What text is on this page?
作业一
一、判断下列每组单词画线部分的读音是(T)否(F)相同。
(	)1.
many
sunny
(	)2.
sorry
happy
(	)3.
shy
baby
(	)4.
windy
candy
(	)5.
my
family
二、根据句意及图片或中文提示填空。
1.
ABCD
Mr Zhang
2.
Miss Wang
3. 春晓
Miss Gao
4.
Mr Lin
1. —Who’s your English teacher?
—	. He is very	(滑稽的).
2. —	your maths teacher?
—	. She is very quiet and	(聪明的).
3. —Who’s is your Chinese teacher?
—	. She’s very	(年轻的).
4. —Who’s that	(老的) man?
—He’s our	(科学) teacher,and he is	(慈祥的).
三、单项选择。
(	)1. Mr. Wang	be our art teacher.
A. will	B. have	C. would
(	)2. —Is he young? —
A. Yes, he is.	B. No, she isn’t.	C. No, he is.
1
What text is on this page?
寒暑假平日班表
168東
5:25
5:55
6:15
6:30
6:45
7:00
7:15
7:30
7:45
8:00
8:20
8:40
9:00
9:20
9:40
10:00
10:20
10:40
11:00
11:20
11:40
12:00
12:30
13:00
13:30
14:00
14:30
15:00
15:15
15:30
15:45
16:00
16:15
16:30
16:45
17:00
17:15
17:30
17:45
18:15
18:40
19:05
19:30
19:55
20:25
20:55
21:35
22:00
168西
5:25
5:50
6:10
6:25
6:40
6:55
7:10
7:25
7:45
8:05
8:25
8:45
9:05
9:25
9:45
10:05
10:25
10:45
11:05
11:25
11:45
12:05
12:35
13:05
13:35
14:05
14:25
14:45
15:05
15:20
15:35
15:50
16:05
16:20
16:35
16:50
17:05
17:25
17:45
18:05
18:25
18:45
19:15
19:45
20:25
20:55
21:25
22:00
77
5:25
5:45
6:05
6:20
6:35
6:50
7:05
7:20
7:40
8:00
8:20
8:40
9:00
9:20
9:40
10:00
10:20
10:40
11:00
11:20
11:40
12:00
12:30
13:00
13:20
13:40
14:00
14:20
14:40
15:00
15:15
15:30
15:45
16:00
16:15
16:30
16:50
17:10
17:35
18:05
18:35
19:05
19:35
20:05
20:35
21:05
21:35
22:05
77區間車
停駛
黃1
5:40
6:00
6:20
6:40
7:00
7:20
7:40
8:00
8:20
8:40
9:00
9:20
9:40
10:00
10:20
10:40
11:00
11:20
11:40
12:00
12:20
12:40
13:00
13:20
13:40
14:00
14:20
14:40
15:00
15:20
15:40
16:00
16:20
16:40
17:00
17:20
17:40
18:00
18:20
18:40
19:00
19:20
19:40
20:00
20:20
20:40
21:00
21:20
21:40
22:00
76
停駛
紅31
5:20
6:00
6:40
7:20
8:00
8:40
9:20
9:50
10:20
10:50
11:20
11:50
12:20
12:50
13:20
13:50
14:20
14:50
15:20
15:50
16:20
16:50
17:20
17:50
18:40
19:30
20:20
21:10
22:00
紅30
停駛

-=-=-

Write the listing out again, exactly as shown above.

Final result:
What text is on this page?
作业一
一、判断下列每组单词画线部分的读音是(T)否(F)相同。
(	)1.
many
sunny
(	)2.
sorry
happy
(	)3.
shy
baby
(	)4.
windy
candy
(	)5.
my
family
二、根据句意及图片或中文提示填空。
1.
ABCD
Mr Zhang
2.
Miss Wang
3. 春晓
Miss Gao
4.
Mr Lin
1. —Who’s your English teacher?
—	. He is very	(滑稽的).
2. —	your maths teacher?
—	. She is very quiet and	(聪明的).
3. —Who’s is your Chinese teacher?
—	. She’s very	(年轻的).
4. —Who’s that	(老的) man?
—He’s our	(科学) teacher,and he is	(慈祥的).
三、单项选择。
(	)1. Mr. Wang	be our art teacher.
A. will	B. have	C. would
(	)2. —Is he young? —
A. Yes, he is.	B. No, she isn’t.	C. No, he is.
1
What text is on this page?
寒暑假平日班表
168東
5:25
5:55
6:15
6:30
6:45
7:00
7:15
7:30
7:45
8:00
8:20
8:40
9:00
9:20
9:40
10:00
10:20
10:40
11:00
11:20
11:40
12:00
12:30
13:00
13:30
14:00
14:30
15:00
15:15
15:30
15:45
16:00
16:15
16:30
16:45
17:00
17:15
17:30
17:45
18:15
18:40
19:05
19:30
19:55
20:25
20:55
21:35
22:00
168西
5:25
5:50
6:10
6:25
6:40
6:55
7:10
7:25
7:45
8:05
8:25
8:45
9:05
9:25
9:45
10:05
10:25
10:45
11:05
11:25
11:45
12:05
12:35
13:05
13:35
14:05
14:25
14:45
15:05
15:20
15:35
15:50
16:05
16:20
16:35
16:50
17:05
17:25
17:45
18:05
18:25
18:45
19:15
19:45
20:25
20:55
21:25
22:00
77
5:25
5:45
6:05
6:20
6:35
6:50
7:05
7:20
7:40
8:00
8:20
8:40
9:00
9:20
9:40
10:00
10:20
10:40
11:00
11:20
11:40
12:00
12:30
13:00
13:20
13:40
14:00
14:20
14:40
15:00
15:15
15:30
15:45
16:00
16:15
16:30
16:50
17:10
17:35
18:05
18:35
19:05
19:35
20:05
20:35
21:05
21:35
22:05
77區間車
停駛
黃1
5:40
6:00
6:20
6:40
7:00
7:20
7:40
8:00
8:20
8:40
9:00
9:20
9:40
10:00
10:20
10:40
11:00
11:20
11:40
12:00
12:20
12:40
13:00
13:20
13:40
14:00
14:20
14:40
15:00
15:20
15:40
16:00
16:20
16:40
17:00
17:20
17:40
18:00
18:20
18:40
19:00
19:20
19:40
20:00
20:20
20:40
21:00
21:20
21:40
22:00
76
停駛
紅31
5:20
6:00
6:40
7:20
8:00
8:40
9:20
9:50
10:20
10:50
11:20
11:50
12:20
12:50
13:20
13:50
14:20
14:50
15:20
15:50
16:20
16:50
17:20
17:50
18:40
19:30
20:20
21:10
22:00
紅30
停駛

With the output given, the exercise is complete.